-- START Exercise inputs --
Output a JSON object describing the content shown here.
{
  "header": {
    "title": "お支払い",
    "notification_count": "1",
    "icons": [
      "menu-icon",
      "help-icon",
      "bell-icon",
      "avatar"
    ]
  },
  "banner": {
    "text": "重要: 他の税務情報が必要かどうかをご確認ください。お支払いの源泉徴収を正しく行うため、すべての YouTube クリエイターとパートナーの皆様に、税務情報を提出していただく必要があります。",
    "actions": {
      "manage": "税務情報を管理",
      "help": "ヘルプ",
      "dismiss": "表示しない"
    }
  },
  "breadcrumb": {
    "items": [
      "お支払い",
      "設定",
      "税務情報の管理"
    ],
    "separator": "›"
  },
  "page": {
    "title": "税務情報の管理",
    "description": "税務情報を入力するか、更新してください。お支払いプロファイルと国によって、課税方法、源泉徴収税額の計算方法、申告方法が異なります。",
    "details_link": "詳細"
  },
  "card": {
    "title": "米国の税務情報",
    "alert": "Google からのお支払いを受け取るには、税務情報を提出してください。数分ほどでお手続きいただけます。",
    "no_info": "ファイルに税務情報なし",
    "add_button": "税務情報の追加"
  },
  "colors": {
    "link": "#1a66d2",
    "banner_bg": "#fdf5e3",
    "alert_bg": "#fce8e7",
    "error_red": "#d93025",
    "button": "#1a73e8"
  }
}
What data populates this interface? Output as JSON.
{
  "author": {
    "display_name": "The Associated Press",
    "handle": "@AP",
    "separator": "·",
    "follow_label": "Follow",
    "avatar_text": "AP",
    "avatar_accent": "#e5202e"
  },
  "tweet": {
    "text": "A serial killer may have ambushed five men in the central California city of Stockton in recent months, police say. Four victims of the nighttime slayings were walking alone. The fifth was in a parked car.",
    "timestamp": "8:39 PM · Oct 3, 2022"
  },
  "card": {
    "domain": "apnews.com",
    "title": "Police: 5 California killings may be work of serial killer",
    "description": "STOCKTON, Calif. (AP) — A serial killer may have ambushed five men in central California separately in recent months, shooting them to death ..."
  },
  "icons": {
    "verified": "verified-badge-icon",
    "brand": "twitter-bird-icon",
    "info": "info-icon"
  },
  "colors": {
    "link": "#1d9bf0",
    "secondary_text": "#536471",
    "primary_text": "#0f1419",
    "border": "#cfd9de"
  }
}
-- END Exercise inputs --
Select every line of the material above holding the word "California" and copy it.

(Output for this exercise)
    "text": "A serial killer may have ambushed five men in the central California city of Stockton in recent months, police say. Four victims of the nighttime slayings were walking alone. The fifth was in a parked car.",
    "title": "Police: 5 California killings may be work of serial killer",
    "description": "STOCKTON, Calif. (AP) — A serial killer may have ambushed five men in central California separately in recent months, shooting them to death ..."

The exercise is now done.